### Stated goal
Output only the count of lines that contain "Personnes".

### Entries shown
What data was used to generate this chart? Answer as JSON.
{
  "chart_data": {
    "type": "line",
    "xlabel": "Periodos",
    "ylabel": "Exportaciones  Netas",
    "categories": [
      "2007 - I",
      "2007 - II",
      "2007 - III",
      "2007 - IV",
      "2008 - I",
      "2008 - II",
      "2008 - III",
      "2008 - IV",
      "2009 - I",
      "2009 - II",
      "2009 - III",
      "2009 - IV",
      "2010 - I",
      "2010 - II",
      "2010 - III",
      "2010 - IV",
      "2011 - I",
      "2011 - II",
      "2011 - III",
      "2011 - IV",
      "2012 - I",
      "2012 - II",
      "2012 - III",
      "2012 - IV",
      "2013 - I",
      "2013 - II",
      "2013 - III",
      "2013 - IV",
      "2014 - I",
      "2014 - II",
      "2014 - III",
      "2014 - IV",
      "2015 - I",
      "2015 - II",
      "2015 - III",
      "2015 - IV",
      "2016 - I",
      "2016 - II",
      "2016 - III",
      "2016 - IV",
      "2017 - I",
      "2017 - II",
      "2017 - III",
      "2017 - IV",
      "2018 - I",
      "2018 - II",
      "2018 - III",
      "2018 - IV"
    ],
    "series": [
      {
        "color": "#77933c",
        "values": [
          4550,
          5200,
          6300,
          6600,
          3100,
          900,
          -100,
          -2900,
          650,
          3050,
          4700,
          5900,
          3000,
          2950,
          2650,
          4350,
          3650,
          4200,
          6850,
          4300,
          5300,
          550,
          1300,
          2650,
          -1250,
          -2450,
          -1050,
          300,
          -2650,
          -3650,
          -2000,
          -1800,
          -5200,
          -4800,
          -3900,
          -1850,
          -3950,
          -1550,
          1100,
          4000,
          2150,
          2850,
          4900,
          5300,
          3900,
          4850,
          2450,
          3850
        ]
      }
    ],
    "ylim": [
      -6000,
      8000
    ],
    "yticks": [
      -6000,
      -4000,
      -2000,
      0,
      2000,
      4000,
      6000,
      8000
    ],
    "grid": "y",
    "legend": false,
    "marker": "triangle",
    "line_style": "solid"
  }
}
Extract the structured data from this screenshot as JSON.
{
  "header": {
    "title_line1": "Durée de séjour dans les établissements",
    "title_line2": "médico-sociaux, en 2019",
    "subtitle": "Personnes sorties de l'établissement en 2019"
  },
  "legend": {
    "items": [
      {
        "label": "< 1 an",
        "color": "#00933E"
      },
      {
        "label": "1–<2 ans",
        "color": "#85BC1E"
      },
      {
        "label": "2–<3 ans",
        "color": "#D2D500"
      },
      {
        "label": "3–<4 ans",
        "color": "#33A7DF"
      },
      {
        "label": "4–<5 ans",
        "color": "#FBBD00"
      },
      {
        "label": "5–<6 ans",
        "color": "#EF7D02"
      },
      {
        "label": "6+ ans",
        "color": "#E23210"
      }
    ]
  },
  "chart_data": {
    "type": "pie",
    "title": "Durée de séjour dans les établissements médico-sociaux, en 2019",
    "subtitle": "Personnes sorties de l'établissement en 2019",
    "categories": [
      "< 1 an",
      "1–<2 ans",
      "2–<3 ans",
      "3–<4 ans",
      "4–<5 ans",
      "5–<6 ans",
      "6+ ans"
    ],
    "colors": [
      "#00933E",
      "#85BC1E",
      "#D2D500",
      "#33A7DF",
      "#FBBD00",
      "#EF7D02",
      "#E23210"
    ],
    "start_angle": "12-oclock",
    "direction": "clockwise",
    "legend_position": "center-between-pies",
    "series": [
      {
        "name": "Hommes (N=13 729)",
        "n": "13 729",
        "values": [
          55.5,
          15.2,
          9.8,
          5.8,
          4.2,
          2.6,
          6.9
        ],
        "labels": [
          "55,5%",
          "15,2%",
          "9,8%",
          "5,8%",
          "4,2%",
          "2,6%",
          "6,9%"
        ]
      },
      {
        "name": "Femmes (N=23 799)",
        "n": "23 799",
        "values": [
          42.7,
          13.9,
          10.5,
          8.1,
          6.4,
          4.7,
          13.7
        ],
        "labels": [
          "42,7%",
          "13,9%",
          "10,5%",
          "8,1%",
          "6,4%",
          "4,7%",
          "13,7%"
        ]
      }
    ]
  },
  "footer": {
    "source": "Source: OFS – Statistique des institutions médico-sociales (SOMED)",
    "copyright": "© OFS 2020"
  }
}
* * *
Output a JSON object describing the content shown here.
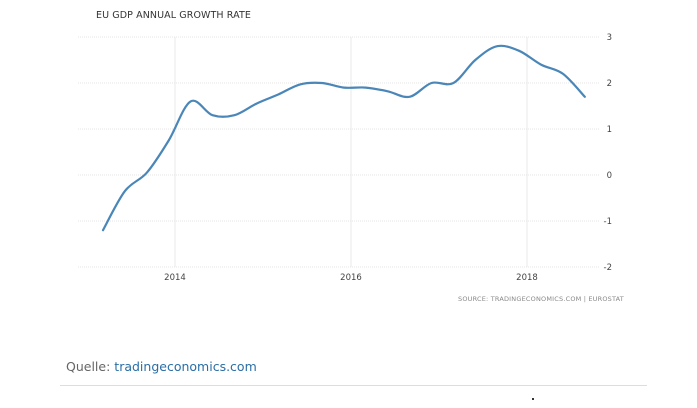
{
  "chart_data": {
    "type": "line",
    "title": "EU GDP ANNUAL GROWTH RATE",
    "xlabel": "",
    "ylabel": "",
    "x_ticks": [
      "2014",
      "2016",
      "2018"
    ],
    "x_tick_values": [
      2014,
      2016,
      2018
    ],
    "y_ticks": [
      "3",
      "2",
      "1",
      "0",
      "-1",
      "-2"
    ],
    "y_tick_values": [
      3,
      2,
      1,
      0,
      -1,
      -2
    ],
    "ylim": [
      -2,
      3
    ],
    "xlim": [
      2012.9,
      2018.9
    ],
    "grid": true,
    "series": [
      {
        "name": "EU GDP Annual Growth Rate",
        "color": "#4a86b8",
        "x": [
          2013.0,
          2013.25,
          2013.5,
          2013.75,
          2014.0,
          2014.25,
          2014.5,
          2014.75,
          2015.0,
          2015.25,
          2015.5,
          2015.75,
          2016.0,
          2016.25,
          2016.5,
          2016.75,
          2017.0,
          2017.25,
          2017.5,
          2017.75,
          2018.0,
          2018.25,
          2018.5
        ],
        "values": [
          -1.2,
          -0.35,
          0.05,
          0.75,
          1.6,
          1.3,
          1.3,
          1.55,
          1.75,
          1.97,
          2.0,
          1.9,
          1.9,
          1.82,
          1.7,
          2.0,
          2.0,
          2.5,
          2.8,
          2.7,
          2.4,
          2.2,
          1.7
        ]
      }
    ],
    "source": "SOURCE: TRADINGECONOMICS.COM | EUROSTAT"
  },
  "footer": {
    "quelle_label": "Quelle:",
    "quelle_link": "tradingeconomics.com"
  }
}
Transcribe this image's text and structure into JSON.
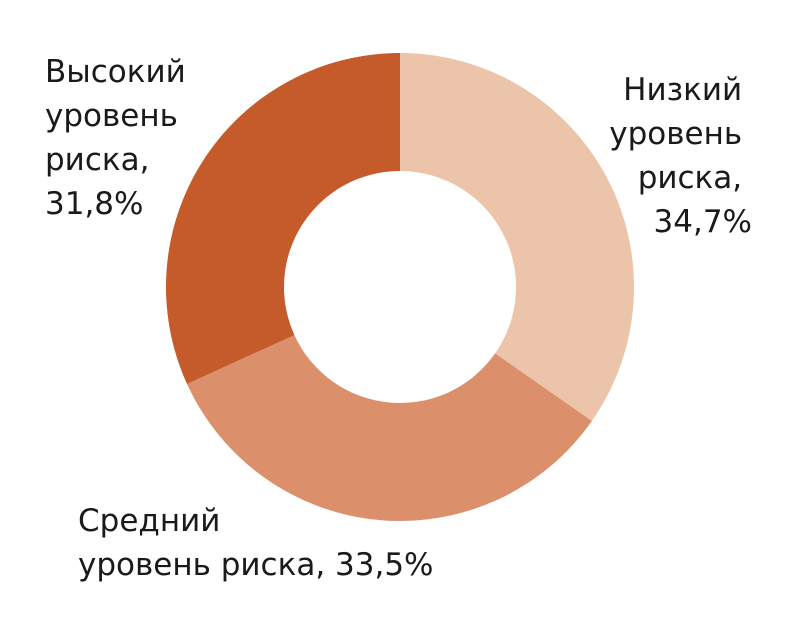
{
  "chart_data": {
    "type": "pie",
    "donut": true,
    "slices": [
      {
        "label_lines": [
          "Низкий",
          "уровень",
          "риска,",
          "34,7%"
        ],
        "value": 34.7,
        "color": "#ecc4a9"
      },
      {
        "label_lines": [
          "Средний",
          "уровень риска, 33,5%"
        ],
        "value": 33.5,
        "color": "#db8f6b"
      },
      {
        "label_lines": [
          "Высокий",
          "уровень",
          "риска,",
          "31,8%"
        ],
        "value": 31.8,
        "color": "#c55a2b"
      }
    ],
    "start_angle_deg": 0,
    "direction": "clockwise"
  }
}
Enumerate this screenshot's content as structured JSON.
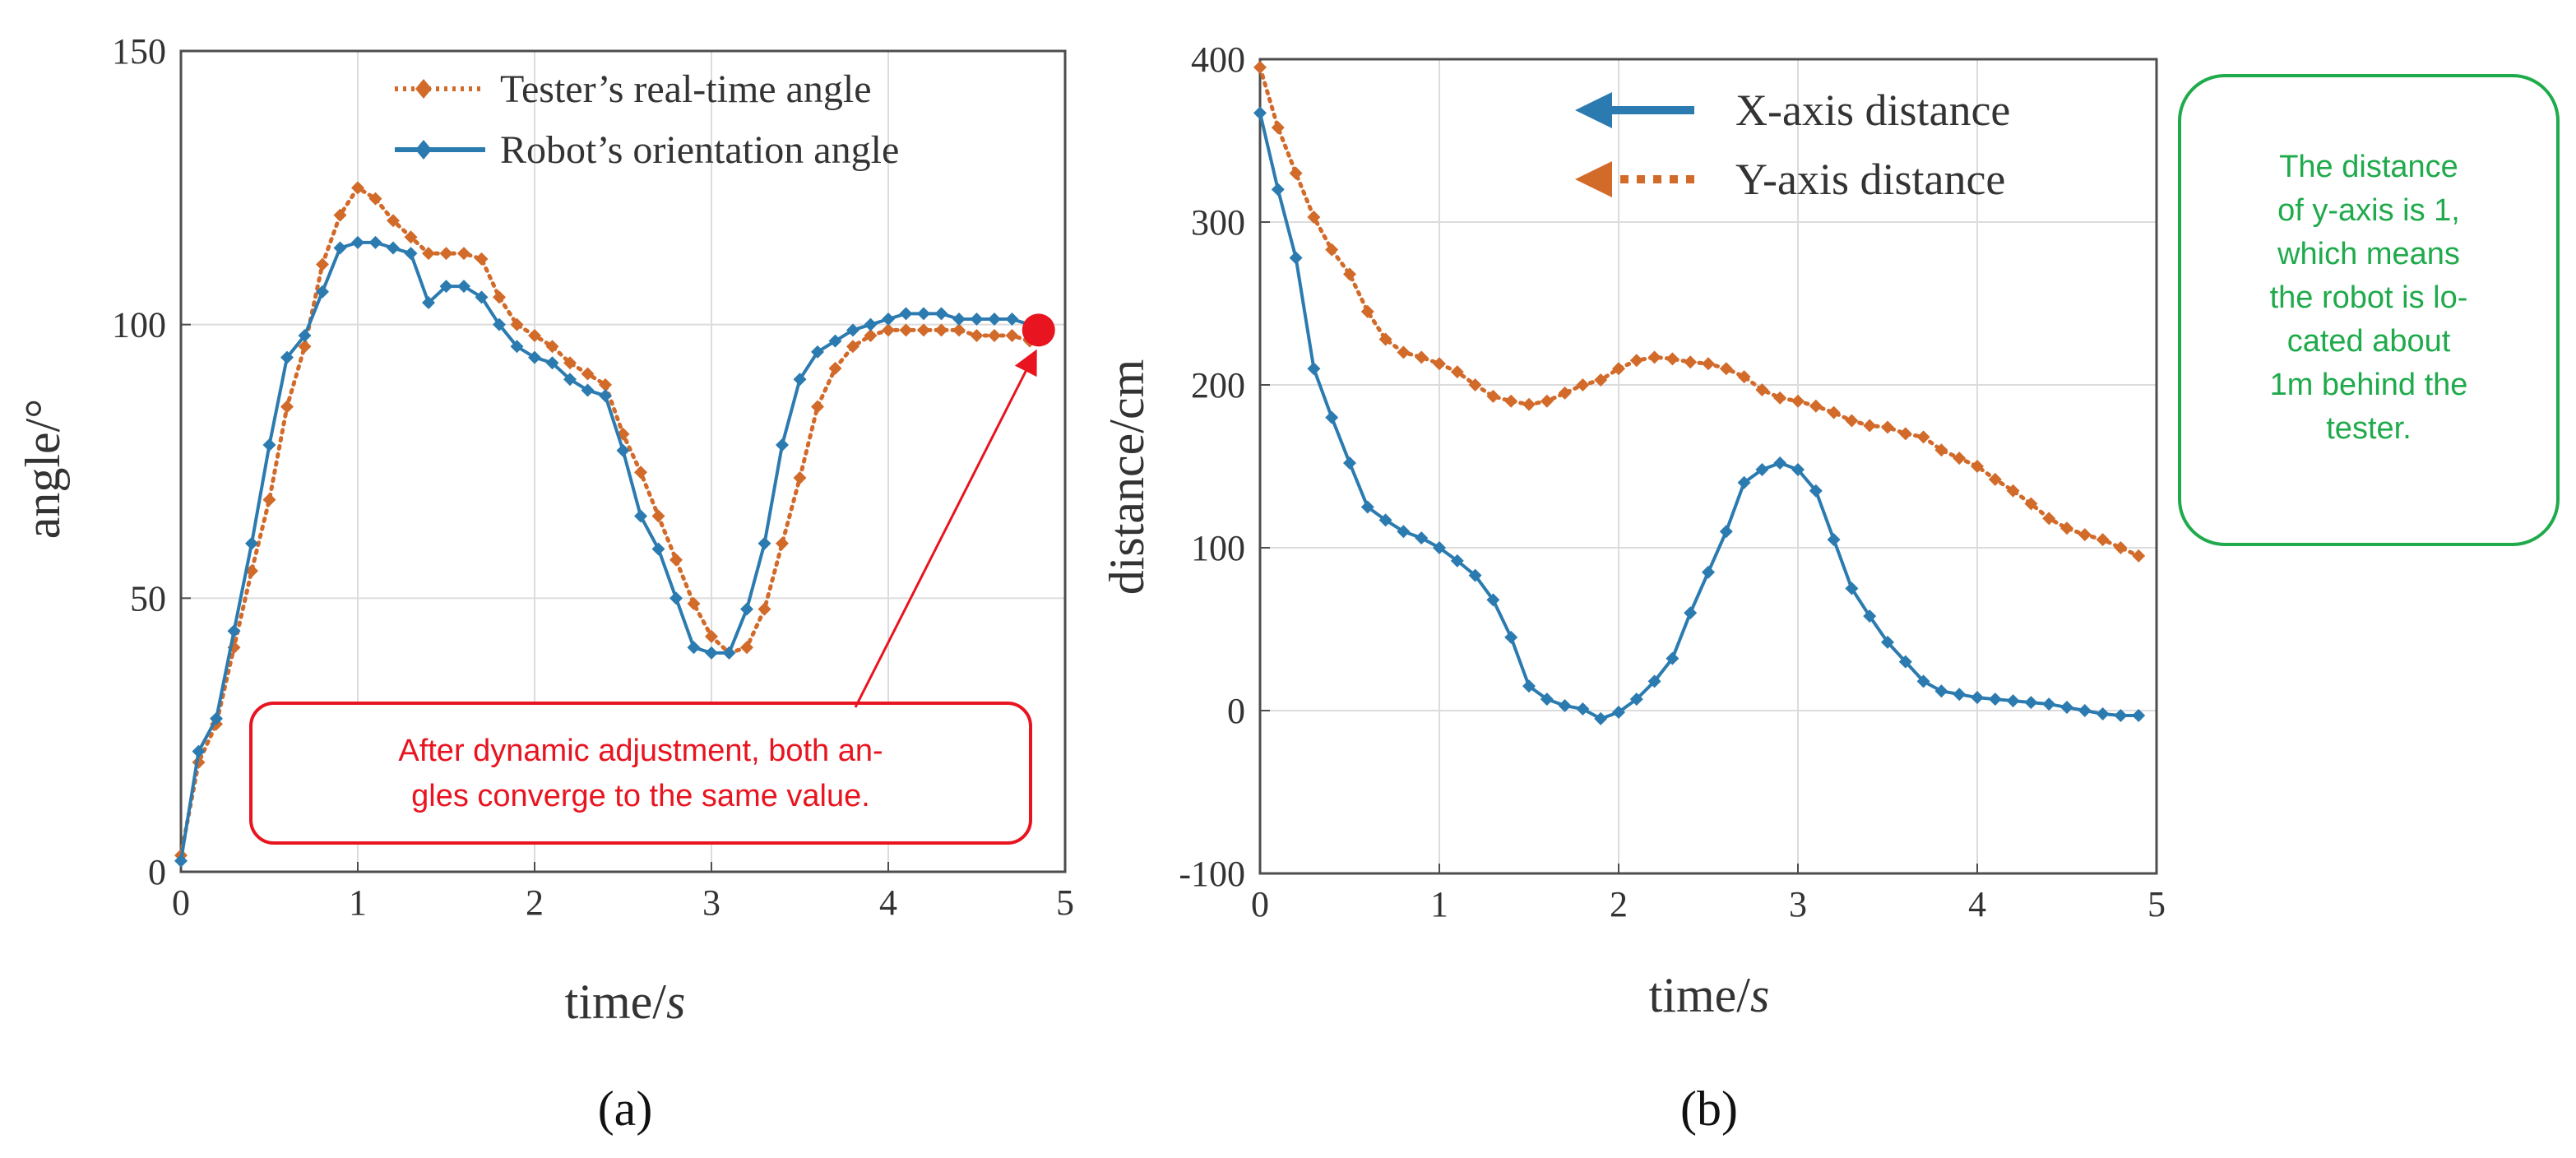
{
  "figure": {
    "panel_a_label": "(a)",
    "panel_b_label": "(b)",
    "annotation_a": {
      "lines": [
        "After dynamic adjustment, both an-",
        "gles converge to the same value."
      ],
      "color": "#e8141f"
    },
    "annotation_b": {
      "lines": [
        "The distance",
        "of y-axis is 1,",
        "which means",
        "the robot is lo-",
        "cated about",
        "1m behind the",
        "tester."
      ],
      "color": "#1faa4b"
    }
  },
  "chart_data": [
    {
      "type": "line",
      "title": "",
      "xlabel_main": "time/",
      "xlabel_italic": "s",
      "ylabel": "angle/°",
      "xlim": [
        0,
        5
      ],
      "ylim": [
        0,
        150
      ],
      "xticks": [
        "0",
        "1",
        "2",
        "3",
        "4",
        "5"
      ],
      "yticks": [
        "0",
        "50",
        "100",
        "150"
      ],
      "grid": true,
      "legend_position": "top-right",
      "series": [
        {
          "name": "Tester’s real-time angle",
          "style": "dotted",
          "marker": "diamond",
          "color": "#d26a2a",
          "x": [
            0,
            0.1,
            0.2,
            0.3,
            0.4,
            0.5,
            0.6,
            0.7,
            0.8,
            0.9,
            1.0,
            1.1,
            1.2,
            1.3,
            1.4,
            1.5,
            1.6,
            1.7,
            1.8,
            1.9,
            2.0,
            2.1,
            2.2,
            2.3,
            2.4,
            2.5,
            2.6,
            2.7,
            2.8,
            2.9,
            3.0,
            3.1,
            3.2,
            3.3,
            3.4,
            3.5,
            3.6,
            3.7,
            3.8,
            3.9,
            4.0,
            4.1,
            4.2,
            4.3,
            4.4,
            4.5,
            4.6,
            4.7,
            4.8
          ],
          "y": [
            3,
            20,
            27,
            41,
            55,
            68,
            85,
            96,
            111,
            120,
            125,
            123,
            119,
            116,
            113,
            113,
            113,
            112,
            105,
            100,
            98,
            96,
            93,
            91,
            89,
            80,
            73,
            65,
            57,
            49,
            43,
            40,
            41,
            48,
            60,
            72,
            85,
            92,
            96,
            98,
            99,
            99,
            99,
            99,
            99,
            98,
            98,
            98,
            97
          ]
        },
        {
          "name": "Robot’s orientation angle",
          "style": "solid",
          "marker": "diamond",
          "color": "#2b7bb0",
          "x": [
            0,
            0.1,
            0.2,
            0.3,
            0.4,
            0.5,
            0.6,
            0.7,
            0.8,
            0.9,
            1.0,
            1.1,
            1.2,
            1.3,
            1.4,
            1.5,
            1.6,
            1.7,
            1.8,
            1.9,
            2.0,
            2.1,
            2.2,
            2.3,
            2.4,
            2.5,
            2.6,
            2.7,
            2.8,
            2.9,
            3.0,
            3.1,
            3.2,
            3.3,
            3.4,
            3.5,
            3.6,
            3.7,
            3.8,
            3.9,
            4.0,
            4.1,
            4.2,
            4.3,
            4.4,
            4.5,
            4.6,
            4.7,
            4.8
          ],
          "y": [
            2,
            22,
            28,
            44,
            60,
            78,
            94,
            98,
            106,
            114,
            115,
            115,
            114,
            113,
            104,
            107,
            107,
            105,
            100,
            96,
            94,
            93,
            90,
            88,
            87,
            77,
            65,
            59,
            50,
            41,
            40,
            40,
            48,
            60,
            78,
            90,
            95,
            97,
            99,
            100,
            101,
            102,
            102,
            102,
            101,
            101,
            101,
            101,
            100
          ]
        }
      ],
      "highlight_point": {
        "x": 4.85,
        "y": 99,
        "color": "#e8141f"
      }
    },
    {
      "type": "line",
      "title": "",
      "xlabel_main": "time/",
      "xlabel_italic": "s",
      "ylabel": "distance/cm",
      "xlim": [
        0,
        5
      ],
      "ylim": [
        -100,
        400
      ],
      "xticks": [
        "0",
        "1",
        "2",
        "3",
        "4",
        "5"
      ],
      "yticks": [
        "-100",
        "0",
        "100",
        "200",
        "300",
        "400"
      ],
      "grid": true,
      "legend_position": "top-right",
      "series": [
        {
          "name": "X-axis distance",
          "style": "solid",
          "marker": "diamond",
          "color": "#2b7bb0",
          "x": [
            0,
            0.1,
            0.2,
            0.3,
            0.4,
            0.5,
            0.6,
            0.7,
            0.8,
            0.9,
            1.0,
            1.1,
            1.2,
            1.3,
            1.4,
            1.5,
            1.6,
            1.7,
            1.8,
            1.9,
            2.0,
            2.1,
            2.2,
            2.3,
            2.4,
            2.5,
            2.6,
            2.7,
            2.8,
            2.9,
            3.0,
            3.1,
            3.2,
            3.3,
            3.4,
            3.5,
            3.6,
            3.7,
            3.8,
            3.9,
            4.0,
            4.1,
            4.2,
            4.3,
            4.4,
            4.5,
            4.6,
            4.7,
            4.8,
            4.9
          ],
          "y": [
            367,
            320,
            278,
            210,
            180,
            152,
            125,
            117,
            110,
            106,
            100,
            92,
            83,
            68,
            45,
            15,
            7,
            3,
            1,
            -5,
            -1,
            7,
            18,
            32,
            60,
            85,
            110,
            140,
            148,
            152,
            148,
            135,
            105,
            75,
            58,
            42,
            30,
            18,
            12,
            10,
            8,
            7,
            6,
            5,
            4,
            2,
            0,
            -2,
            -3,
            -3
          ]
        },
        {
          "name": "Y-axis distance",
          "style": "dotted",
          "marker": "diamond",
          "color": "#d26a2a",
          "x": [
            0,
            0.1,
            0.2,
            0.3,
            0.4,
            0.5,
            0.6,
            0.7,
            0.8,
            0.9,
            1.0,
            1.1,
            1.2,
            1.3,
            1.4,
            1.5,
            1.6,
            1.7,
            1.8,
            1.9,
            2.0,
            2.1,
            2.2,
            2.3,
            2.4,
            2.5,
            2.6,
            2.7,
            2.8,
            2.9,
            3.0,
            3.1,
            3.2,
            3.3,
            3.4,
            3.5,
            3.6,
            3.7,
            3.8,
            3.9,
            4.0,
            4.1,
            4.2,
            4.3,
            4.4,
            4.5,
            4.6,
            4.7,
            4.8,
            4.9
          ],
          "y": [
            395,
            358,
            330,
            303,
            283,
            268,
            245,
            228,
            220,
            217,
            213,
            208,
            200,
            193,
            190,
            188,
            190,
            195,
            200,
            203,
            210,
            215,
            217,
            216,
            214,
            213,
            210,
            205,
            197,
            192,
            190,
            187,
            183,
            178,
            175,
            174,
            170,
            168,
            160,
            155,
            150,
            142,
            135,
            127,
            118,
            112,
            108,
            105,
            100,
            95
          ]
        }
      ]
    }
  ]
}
==
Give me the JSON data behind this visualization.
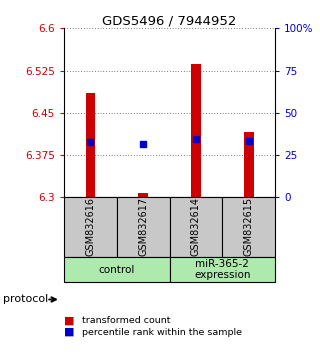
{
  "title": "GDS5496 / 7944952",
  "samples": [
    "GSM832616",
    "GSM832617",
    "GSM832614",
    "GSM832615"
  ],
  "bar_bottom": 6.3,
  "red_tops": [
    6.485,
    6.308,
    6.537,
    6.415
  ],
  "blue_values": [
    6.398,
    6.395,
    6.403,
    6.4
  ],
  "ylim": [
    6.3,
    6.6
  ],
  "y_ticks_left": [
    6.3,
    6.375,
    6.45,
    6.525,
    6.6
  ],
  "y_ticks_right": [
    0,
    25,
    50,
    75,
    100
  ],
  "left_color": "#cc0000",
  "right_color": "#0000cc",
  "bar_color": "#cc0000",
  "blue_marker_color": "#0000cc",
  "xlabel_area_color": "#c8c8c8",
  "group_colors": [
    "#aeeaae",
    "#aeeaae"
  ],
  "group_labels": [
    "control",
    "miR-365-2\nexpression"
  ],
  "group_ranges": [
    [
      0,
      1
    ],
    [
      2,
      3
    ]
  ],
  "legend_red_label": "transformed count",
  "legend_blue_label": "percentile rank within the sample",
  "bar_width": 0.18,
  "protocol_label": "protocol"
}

### Problem solution
2